● **Input records**:
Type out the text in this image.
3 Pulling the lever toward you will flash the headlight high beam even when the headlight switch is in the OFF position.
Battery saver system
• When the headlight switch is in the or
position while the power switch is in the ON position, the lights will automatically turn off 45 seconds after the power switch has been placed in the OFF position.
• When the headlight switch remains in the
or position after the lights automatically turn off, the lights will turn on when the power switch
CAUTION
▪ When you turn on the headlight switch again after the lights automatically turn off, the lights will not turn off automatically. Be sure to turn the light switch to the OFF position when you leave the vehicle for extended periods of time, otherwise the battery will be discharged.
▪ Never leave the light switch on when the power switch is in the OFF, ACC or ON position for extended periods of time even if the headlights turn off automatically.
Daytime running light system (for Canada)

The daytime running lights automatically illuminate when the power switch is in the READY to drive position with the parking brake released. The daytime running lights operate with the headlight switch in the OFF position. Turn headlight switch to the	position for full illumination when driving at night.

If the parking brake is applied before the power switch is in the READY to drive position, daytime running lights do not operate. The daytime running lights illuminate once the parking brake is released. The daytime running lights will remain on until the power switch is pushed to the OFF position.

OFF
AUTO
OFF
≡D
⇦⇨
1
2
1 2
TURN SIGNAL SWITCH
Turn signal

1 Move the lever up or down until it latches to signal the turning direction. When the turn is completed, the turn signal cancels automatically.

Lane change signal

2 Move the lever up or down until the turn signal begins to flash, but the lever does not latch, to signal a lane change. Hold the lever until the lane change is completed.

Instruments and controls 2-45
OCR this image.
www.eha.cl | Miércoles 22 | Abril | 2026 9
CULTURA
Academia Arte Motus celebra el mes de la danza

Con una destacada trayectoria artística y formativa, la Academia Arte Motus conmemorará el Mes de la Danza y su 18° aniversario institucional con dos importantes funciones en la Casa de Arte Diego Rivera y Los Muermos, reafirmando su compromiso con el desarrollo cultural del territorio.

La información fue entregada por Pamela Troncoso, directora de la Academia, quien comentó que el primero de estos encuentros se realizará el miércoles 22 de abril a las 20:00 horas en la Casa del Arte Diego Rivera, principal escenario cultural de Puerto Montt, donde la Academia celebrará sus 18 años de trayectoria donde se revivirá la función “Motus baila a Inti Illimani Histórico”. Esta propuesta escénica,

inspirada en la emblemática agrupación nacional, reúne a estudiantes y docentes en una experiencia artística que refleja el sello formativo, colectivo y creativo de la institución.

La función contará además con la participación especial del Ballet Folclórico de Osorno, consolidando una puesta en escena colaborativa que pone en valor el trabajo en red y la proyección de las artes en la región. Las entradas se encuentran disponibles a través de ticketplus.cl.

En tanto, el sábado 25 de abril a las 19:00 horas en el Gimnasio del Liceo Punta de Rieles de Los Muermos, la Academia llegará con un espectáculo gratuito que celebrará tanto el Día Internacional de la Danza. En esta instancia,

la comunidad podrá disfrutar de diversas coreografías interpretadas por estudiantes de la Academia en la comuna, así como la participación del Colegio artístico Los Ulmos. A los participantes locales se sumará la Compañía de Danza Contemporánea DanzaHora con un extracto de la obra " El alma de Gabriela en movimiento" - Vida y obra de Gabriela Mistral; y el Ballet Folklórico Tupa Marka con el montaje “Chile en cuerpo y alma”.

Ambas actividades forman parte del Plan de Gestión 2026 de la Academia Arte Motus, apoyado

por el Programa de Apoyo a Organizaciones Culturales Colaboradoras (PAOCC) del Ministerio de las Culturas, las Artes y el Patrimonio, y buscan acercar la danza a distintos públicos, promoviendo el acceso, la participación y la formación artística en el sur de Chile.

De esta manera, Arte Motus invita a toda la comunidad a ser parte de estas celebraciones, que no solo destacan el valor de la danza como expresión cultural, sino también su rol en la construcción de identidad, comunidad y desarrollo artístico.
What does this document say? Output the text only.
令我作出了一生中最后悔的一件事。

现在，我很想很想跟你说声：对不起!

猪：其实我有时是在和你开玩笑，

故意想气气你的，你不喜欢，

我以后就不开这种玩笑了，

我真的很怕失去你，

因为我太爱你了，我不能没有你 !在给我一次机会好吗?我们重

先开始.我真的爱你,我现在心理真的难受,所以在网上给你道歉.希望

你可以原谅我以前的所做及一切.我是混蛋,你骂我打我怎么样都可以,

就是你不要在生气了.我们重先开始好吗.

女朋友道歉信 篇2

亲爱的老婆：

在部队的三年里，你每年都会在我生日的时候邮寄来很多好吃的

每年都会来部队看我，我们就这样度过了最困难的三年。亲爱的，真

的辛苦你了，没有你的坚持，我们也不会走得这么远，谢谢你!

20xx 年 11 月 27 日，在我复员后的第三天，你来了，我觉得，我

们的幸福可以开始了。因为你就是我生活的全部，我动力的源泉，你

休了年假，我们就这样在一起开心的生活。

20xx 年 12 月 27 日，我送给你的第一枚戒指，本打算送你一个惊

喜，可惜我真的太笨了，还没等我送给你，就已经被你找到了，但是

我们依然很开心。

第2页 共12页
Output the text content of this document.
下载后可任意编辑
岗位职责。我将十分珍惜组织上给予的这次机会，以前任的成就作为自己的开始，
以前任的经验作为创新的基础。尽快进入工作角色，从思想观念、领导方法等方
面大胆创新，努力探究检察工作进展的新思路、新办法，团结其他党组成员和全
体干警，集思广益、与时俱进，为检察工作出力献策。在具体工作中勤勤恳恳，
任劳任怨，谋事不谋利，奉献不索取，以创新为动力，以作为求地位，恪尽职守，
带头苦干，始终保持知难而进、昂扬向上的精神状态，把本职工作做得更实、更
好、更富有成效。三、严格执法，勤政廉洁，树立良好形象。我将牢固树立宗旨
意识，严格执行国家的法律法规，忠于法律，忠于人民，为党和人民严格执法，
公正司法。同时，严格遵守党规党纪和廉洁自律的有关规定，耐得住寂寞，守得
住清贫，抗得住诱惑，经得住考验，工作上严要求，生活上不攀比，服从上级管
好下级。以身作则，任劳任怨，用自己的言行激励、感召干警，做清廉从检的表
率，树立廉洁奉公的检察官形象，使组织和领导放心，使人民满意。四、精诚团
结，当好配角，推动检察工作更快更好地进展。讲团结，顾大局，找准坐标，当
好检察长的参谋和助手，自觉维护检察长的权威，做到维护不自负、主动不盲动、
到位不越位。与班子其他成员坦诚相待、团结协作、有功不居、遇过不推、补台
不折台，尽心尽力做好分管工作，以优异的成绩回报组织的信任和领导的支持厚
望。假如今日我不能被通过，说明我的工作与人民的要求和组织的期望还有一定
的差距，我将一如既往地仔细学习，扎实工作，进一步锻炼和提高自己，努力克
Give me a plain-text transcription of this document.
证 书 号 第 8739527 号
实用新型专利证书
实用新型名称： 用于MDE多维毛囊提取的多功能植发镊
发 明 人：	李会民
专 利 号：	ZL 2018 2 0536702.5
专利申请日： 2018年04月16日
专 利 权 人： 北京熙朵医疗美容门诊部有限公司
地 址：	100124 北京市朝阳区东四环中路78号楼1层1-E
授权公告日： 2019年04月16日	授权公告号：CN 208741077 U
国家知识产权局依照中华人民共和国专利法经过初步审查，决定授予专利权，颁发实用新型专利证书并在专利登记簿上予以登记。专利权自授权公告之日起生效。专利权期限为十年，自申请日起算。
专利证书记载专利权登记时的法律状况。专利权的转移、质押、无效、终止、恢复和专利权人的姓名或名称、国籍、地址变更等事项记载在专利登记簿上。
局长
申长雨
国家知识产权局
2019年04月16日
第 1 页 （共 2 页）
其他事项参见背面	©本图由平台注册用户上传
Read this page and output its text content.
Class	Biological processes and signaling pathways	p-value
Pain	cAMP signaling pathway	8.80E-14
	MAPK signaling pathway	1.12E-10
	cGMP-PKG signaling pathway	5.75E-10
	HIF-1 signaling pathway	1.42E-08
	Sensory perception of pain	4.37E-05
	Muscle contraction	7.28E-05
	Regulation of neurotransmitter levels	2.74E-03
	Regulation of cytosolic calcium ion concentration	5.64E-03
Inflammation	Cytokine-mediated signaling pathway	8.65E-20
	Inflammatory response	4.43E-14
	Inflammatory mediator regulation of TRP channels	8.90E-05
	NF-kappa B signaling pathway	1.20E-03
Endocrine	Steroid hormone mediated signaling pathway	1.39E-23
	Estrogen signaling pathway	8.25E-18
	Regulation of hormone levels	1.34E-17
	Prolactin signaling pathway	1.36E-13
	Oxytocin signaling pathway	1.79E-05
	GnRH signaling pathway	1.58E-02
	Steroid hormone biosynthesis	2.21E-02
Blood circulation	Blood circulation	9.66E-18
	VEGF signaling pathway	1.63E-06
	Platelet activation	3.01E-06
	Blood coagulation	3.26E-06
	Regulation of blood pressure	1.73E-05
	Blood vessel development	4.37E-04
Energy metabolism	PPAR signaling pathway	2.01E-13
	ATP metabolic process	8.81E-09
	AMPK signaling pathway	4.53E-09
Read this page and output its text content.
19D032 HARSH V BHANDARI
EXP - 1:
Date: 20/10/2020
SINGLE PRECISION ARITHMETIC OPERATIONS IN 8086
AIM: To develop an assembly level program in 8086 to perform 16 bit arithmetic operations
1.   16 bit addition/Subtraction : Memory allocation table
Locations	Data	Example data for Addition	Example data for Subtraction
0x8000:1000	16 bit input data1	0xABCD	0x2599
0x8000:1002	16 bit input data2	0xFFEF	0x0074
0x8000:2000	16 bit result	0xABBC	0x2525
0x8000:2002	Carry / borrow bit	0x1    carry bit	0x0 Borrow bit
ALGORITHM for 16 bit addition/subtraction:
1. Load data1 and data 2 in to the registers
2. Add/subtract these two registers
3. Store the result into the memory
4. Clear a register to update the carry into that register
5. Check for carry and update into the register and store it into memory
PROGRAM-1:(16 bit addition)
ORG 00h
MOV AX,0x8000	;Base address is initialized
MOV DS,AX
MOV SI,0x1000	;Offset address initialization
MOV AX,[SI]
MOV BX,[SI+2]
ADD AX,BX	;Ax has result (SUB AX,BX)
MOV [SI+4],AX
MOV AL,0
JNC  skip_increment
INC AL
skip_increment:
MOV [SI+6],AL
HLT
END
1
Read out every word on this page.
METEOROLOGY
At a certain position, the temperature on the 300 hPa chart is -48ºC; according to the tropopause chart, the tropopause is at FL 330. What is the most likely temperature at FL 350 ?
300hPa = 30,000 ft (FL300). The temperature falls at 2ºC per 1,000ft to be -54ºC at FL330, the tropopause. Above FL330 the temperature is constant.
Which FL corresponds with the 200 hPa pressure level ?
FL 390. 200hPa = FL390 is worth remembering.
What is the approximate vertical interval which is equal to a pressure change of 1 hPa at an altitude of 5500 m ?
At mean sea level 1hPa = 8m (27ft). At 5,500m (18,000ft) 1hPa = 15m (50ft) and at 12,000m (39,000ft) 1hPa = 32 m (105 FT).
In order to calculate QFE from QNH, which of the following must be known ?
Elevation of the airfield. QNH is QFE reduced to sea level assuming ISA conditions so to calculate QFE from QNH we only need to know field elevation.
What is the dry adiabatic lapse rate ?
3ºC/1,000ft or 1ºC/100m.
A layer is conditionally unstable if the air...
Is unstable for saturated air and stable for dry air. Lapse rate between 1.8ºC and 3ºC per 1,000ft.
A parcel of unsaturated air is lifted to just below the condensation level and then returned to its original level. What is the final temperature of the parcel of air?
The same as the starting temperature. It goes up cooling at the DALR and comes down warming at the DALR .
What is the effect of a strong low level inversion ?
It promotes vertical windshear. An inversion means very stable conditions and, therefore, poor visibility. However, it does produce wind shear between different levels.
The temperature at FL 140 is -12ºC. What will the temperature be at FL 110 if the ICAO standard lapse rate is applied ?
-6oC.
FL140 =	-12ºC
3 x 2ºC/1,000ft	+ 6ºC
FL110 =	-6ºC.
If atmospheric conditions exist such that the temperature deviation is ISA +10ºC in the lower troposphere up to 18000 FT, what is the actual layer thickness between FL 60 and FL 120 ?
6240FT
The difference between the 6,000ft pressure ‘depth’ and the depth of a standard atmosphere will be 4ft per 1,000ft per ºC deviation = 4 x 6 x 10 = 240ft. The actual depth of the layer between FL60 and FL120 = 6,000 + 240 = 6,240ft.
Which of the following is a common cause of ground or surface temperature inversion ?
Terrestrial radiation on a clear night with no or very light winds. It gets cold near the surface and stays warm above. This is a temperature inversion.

● **Short problem**:
Scan the data above and copy every line with "from" in it.

● **Output of the exercise**:
In order to calculate QFE from QNH, which of the following must be known ?
Elevation of the airfield. QNH is QFE reduced to sea level assuming ISA conditions so to calculate QFE from QNH we only need to know field elevation.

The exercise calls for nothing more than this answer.